> [What you have to do]: Extract each line from the entries below that has the string "并一次性支付违约罚金" in it.

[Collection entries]
::::

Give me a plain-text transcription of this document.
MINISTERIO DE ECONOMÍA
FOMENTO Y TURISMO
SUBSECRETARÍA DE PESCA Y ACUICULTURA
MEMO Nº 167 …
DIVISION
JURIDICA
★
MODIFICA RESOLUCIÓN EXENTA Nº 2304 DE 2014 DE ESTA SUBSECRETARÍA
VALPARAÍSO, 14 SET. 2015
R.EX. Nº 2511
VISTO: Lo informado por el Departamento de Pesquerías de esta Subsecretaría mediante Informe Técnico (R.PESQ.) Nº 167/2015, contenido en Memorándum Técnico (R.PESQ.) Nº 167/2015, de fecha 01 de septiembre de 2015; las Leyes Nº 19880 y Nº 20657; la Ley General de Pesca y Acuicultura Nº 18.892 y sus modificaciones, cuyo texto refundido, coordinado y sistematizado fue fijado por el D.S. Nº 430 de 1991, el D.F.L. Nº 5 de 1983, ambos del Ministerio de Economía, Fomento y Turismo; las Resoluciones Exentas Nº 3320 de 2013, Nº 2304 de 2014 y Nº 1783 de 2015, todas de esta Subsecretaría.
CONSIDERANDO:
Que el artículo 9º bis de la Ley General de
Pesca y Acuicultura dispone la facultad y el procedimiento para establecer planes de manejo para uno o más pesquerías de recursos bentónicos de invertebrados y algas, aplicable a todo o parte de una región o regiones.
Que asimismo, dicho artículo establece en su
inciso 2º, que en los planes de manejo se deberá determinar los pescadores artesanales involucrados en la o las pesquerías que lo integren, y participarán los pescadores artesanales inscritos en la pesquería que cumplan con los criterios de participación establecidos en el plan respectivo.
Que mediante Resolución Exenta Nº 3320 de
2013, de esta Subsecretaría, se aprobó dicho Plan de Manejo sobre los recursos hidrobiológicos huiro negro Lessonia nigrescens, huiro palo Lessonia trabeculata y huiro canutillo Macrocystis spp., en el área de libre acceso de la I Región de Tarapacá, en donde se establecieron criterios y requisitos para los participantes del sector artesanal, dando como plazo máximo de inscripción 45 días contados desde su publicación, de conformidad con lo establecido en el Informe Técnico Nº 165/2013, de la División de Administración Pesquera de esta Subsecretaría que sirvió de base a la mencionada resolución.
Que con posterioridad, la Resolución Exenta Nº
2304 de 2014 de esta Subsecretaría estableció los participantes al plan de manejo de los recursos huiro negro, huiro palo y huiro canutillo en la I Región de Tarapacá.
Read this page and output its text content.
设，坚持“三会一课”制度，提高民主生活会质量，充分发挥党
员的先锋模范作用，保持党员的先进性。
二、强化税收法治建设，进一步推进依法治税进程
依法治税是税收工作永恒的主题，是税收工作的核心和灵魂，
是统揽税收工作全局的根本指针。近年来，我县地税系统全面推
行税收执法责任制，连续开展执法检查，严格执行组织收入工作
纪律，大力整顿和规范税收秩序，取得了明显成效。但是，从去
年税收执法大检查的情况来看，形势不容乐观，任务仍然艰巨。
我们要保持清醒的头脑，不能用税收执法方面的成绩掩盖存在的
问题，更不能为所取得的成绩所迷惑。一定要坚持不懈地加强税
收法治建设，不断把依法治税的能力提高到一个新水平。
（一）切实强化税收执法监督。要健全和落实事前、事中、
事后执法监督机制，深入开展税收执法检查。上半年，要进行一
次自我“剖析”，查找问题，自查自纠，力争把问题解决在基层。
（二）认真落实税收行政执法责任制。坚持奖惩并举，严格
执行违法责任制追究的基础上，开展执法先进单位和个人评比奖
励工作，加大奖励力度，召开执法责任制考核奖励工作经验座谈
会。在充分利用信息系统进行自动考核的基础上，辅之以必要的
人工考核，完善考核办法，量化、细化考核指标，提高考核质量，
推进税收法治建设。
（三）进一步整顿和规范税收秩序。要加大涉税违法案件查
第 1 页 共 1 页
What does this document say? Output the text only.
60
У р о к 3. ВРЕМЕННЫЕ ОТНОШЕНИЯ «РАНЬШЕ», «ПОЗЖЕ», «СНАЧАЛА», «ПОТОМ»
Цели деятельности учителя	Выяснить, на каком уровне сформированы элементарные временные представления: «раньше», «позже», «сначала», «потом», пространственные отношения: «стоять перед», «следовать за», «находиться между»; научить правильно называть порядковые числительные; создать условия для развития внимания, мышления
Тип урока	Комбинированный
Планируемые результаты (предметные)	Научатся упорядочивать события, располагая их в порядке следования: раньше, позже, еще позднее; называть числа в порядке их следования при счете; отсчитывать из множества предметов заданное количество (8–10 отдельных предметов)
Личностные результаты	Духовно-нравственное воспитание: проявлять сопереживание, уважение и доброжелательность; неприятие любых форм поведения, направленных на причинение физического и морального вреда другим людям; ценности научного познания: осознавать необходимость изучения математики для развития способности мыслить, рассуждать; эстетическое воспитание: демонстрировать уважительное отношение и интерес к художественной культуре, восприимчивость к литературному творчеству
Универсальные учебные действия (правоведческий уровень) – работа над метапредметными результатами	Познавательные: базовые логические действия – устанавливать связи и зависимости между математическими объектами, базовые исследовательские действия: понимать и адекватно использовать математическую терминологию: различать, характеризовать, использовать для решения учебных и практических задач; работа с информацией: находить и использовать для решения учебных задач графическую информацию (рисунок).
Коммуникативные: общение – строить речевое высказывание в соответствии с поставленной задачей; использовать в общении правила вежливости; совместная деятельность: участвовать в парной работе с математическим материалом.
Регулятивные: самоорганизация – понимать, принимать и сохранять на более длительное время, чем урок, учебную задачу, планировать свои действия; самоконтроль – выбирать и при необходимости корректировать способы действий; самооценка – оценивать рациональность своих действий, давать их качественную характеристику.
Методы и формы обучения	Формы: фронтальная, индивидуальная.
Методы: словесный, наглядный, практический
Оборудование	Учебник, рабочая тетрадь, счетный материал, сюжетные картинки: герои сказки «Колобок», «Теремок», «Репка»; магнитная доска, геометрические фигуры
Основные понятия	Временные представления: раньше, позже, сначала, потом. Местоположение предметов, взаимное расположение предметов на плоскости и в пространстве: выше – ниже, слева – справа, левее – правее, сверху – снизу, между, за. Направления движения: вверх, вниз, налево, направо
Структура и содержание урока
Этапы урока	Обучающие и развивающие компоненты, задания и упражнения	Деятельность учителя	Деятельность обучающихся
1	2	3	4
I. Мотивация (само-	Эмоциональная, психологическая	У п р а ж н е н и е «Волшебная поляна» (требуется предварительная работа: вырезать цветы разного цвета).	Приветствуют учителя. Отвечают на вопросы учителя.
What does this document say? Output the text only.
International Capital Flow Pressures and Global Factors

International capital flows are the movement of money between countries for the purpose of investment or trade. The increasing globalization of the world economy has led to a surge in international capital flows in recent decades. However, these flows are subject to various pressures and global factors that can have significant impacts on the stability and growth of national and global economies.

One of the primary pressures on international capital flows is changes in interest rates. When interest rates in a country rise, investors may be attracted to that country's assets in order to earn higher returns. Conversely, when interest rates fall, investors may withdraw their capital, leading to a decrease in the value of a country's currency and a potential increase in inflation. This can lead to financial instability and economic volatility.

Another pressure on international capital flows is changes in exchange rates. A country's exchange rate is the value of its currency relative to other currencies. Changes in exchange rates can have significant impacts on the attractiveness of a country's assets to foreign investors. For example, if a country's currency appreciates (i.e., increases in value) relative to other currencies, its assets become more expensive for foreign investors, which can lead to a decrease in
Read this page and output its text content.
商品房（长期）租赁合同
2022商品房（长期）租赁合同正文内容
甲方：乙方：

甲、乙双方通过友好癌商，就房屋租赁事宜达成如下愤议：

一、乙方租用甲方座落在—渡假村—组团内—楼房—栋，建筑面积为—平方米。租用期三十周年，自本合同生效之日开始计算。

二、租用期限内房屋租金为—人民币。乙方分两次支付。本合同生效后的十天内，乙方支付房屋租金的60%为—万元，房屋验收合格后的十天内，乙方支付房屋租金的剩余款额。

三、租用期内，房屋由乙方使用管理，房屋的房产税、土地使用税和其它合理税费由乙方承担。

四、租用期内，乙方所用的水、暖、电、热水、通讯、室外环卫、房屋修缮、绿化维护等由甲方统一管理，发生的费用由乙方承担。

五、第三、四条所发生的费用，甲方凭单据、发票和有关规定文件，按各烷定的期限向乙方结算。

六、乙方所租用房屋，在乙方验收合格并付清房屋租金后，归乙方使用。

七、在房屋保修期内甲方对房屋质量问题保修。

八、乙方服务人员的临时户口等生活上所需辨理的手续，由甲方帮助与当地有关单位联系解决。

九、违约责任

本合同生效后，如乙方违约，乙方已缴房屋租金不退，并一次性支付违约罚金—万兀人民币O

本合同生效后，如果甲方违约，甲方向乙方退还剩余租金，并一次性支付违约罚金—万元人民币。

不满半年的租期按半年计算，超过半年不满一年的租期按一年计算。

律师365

::::

> [Output for this task]:
本合同生效后，如乙方违约，乙方已缴房屋租金不退，并一次性支付违约罚金—万兀人民币O
本合同生效后，如果甲方违约，甲方向乙方退还剩余租金，并一次性支付违约罚金—万元人民币。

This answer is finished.